:: Exercise prompt ::
Copy out each line of the material in which the word "title" appears.

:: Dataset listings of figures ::

## START

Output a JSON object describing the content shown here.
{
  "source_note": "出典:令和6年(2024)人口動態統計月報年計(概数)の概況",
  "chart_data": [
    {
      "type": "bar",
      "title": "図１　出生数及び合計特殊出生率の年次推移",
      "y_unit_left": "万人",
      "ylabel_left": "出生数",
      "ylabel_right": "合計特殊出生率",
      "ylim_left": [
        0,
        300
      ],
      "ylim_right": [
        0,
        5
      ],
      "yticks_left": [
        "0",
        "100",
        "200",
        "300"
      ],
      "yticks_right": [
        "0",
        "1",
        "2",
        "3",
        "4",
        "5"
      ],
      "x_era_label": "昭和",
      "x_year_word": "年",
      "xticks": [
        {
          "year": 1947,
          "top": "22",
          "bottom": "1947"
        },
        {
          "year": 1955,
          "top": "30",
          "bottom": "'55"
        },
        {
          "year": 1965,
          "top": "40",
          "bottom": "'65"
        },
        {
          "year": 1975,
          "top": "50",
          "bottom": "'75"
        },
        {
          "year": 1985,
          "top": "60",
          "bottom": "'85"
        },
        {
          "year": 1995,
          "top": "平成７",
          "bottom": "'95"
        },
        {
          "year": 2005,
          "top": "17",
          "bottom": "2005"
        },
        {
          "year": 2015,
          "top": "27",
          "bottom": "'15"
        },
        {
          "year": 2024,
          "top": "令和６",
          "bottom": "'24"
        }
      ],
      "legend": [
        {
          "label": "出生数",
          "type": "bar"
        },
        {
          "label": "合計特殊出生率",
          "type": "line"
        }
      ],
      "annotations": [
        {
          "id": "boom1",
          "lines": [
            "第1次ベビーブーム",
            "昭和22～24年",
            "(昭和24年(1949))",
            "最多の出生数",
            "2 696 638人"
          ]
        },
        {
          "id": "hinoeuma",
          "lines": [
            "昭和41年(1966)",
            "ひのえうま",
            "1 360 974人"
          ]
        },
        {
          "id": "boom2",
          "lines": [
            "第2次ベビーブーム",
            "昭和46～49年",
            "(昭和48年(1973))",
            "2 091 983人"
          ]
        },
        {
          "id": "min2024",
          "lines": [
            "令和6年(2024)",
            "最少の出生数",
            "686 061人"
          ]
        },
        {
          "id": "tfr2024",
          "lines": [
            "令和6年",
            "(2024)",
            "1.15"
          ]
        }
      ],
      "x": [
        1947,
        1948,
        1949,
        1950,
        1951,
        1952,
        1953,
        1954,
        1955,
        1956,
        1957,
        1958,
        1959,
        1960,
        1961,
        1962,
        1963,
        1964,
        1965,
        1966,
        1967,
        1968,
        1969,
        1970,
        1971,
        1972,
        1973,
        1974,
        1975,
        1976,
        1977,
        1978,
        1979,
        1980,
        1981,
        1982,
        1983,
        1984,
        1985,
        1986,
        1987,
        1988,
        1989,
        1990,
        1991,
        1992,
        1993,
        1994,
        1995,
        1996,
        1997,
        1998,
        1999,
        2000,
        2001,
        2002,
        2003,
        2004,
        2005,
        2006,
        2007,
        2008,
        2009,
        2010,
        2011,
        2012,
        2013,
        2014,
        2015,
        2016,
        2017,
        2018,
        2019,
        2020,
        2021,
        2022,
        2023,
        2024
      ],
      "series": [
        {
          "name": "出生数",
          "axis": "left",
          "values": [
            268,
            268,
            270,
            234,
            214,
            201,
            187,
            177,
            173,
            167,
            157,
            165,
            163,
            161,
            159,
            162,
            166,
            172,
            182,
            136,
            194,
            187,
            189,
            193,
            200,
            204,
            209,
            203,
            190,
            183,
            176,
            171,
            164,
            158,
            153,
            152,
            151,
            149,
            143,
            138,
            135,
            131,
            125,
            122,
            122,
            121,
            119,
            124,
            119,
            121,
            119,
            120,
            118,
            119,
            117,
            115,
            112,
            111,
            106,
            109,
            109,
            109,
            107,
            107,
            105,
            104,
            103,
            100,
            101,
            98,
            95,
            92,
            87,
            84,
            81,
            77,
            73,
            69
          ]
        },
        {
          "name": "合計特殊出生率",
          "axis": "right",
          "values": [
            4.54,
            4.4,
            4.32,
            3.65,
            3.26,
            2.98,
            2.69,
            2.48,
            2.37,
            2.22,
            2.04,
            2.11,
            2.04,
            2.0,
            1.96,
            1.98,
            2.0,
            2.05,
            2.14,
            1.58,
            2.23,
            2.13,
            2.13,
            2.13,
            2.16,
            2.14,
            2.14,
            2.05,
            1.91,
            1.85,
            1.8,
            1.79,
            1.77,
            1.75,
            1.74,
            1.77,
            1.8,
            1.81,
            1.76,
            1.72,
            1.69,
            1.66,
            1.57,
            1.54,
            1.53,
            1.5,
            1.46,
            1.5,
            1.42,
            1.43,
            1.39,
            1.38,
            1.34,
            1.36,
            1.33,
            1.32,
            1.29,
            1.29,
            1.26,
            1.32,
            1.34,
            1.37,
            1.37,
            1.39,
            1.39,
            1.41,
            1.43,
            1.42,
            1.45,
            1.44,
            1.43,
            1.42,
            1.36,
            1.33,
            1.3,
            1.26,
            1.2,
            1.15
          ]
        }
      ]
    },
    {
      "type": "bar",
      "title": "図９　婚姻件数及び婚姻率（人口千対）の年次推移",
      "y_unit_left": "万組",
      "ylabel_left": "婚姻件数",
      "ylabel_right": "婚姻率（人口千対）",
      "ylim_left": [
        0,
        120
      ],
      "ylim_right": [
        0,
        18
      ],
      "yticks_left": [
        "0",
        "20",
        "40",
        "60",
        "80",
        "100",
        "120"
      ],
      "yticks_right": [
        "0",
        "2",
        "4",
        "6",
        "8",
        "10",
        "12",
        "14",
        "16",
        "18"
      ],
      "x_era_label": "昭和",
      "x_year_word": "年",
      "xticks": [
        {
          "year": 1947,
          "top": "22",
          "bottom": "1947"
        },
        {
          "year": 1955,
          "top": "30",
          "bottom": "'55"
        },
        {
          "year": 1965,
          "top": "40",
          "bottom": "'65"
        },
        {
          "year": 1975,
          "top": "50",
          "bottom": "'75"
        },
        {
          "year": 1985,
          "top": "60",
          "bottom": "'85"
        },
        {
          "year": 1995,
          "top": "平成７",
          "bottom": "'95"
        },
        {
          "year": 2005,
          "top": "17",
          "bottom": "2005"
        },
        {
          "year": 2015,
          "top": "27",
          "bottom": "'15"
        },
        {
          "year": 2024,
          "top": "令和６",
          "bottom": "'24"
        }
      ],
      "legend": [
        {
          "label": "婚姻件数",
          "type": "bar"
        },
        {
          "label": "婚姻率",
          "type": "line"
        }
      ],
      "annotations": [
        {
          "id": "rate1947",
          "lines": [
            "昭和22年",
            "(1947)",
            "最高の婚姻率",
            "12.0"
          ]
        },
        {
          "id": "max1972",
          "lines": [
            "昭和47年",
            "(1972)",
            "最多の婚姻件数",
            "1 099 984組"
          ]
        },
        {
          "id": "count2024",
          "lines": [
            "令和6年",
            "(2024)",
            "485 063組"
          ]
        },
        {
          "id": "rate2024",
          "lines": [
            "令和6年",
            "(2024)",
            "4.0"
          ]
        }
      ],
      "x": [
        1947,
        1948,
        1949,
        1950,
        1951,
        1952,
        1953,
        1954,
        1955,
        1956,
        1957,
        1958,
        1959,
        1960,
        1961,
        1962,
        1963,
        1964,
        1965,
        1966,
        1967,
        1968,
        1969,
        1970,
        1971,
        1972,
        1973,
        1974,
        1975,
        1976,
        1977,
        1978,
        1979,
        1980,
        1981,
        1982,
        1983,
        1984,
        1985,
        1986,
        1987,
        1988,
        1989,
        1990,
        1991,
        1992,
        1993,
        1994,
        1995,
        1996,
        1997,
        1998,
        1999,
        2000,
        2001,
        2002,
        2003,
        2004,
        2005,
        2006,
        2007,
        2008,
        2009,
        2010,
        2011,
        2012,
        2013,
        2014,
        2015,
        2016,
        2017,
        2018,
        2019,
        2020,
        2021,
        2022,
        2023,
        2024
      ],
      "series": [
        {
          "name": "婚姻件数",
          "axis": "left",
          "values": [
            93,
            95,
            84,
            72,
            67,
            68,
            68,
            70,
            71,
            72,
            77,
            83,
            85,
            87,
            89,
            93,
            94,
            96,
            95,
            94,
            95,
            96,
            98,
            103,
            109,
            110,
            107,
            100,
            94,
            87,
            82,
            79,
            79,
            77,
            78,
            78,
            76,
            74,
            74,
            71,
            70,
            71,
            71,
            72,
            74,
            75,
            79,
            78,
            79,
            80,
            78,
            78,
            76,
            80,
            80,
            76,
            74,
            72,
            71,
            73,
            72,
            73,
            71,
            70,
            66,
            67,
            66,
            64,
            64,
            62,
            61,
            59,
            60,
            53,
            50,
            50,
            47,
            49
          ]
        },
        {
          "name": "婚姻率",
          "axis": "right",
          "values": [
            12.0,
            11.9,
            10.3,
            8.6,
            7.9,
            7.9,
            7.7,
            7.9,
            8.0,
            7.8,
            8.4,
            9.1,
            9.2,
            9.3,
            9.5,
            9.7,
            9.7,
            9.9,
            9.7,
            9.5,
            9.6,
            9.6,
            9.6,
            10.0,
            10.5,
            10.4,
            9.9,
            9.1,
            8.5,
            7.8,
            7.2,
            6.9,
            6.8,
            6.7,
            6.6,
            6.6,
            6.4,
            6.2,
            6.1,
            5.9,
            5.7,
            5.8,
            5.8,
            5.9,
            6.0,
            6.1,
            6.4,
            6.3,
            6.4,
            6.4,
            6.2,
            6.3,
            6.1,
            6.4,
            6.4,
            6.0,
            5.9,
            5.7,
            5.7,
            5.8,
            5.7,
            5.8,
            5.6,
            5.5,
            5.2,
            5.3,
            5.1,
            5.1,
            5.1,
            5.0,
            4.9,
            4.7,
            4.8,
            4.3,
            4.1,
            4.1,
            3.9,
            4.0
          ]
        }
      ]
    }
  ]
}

## END

:: Final answer ::
      "title": "図１　出生数及び合計特殊出生率の年次推移",
      "title": "図９　婚姻件数及び婚姻率（人口千対）の年次推移",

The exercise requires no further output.